- Direction
Please transcribe the data below exactly. Leave the pictures out.

* begin Data for the task *

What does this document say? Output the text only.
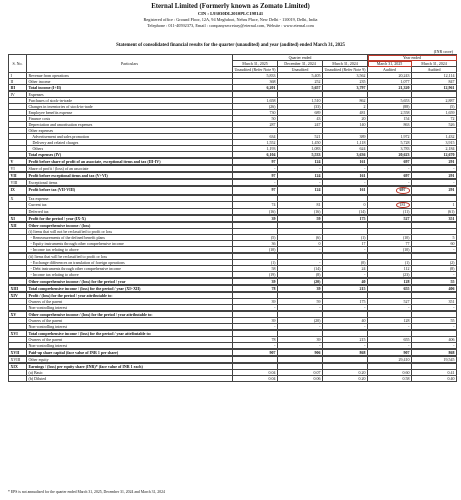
Eternal Limited (Formerly known as Zomato Limited)
CIN : L93030DL2010PLC198141
Registered office : Ground Floor, 12A, 94 Meghdoot, Nehru Place, New Delhi - 110019, Delhi, India
Telephone : 011-40592373, Email : companysecretary@eternal.com, Website : www.eternal.com
Statement of consolidated financial results for the quarter (unaudited) and year (audited) ended March 31, 2025
(INR crore)
S. No.	Particulars	Quarter ended			Year ended	
		March 31, 2025	December 31, 2024	March 31, 2024	March 31, 2025	March 31, 2024
		Unaudited (Refer Note 9)	Unaudited	Unaudited (Refer Note 9)	Audited	Audited
I	Revenue from operations	5,833	5,405	3,562	20,243	12,114
II	Other income	368	252	235	1,077	847
III	Total income (I+II)	6,201	5,657	3,797	21,320	12,961

IV	Expenses					
	Purchases of stock-in-trade	1,658	1,510	862	5,653	2,887
	Changes in inventories of stock-in-trade	(26)	(33)	2	(88)	(5)
	Employee benefits expense	730	689	481	2,558	1,659
	Finance costs	50	43	20	154	72
	Depreciation and amortisation expenses	287	247	140	863	526
	Other expenses					
	Advertisement and sales promotion	634	521	389	1,972	1,432
	Delivery and related charges	1,552	1,450	1,118	5,728	3,915
	Others	1,193	1,083	624	3,783	2,184
	Total expenses (IV)	6,104	5,533	3,636	20,623	12,670

V	Profit before share of profit of an associate, exceptional items and tax (III-IV)	97	124	161	697	291

VI	Share of profit / (loss) of an associate	-	-	-	-	-

VII	Profit before exceptional items and tax (V+VI)	97	124	161	697	291

VIII	Exceptional items	-	-	-	-	-

IX	Profit before tax (VII-VIII)	97	124	161	697	291

X	Tax expense:					
	Current tax	74	81	0	181	1
	Deferred tax	(16)	(16)	(14)	(11)	(61)

XI	Profit for the period / year (IX-X)	39	59	175	527	351

XII	Other comprehensive income / (loss)					
	(i) Items that will not be reclassified to profit or loss					
	- Remeasurements of the defined benefit plans	(5)	(6)	(1)	(10)	5
	- Equity instruments through other comprehensive income	36	0	17	77	60
	- Income tax relating to above	(10)	-	-	(10)	-

	(ii) Items that will be reclassified to profit or loss					
	- Exchange differences on translation of foreign operations	(1)	-	(0)	(1)	(2)
	- Debt instruments through other comprehensive income	58	(14)	24	112	(8)
	- Income tax relating to above	(19)	(8)	-	(23)	-

	Other comprehensive income / (loss) for the period / year	39	(20)	40	128	55

XIII	Total comprehensive income / (loss) for the period / year (XI+XII)	78	39	215	655	406

XIV	Profit / (loss) for the period / year attributable to:					
	Owners of the parent	39	59	175	527	351
	Non-controlling interest	-	-	-	-	-

XV	Other comprehensive income / (loss) for the period / year attributable to:					
	Owners of the parent	39	(20)	40	128	55
	Non-controlling interest	-	-	-	-	-

XVI	Total comprehensive income / (loss) for the period / year attributable to:					
	Owners of the parent	78	39	215	655	406
	Non-controlling interest	-	-	-	-	-

XVII	Paid-up share capital (face value of INR 1 per share)	907	906	868	907	868

XVIII	Other equity				29,410	19,545

XIX	Earnings / (loss) per equity share (INR)* (face value of INR 1 each)					
	(a) Basic	0.04	0.07	0.20	0.60	0.41
	(b) Diluted	0.04	0.06	0.20	0.58	0.40
* EPS is not annualised for the quarter ended March 31, 2025, December 31, 2024 and March 31, 2024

* end Data for the task *

- Answer to the task
What does this document say? Output the text only.
Eternal Limited (Formerly known as Zomato Limited)
CIN : L93030DL2010PLC198141
Registered office : Ground Floor, 12A, 94 Meghdoot, Nehru Place, New Delhi - 110019, Delhi, India
Telephone : 011-40592373, Email : companysecretary@eternal.com, Website : www.eternal.com
Statement of consolidated financial results for the quarter (unaudited) and year (audited) ended March 31, 2025
(INR crore)
S. No.	Particulars	Quarter ended			Year ended	
		March 31, 2025	December 31, 2024	March 31, 2024	March 31, 2025	March 31, 2024
		Unaudited (Refer Note 9)	Unaudited	Unaudited (Refer Note 9)	Audited	Audited
I	Revenue from operations	5,833	5,405	3,562	20,243	12,114
II	Other income	368	252	235	1,077	847
III	Total income (I+II)	6,201	5,657	3,797	21,320	12,961

IV	Expenses					
	Purchases of stock-in-trade	1,658	1,510	862	5,653	2,887
	Changes in inventories of stock-in-trade	(26)	(33)	2	(88)	(5)
	Employee benefits expense	730	689	481	2,558	1,659
	Finance costs	50	43	20	154	72
	Depreciation and amortisation expenses	287	247	140	863	526
	Other expenses					
	Advertisement and sales promotion	634	521	389	1,972	1,432
	Delivery and related charges	1,552	1,450	1,118	5,728	3,915
	Others	1,193	1,083	624	3,783	2,184
	Total expenses (IV)	6,104	5,533	3,636	20,623	12,670

V	Profit before share of profit of an associate, exceptional items and tax (III-IV)	97	124	161	697	291

VI	Share of profit / (loss) of an associate	-	-	-	-	-

VII	Profit before exceptional items and tax (V+VI)	97	124	161	697	291

VIII	Exceptional items	-	-	-	-	-

IX	Profit before tax (VII-VIII)	97	124	161	697	291

X	Tax expense:					
	Current tax	74	81	0	181	1
	Deferred tax	(16)	(16)	(14)	(11)	(61)

XI	Profit for the period / year (IX-X)	39	59	175	527	351

XII	Other comprehensive income / (loss)					
	(i) Items that will not be reclassified to profit or loss					
	- Remeasurements of the defined benefit plans	(5)	(6)	(1)	(10)	5
	- Equity instruments through other comprehensive income	36	0	17	77	60
	- Income tax relating to above	(10)	-	-	(10)	-

	(ii) Items that will be reclassified to profit or loss					
	- Exchange differences on translation of foreign operations	(1)	-	(0)	(1)	(2)
	- Debt instruments through other comprehensive income	58	(14)	24	112	(8)
	- Income tax relating to above	(19)	(8)	-	(23)	-

	Other comprehensive income / (loss) for the period / year	39	(20)	40	128	55

XIII	Total comprehensive income / (loss) for the period / year (XI+XII)	78	39	215	655	406

XIV	Profit / (loss) for the period / year attributable to:					
	Owners of the parent	39	59	175	527	351
	Non-controlling interest	-	-	-	-	-

XV	Other comprehensive income / (loss) for the period / year attributable to:					
	Owners of the parent	39	(20)	40	128	55
	Non-controlling interest	-	-	-	-	-

XVI	Total comprehensive income / (loss) for the period / year attributable to:					
	Owners of the parent	78	39	215	655	406
	Non-controlling interest	-	-	-	-	-

XVII	Paid-up share capital (face value of INR 1 per share)	907	906	868	907	868

XVIII	Other equity				29,410	19,545

XIX	Earnings / (loss) per equity share (INR)* (face value of INR 1 each)					
	(a) Basic	0.04	0.07	0.20	0.60	0.41
	(b) Diluted	0.04	0.06	0.20	0.58	0.40
* EPS is not annualised for the quarter ended March 31, 2025, December 31, 2024 and March 31, 2024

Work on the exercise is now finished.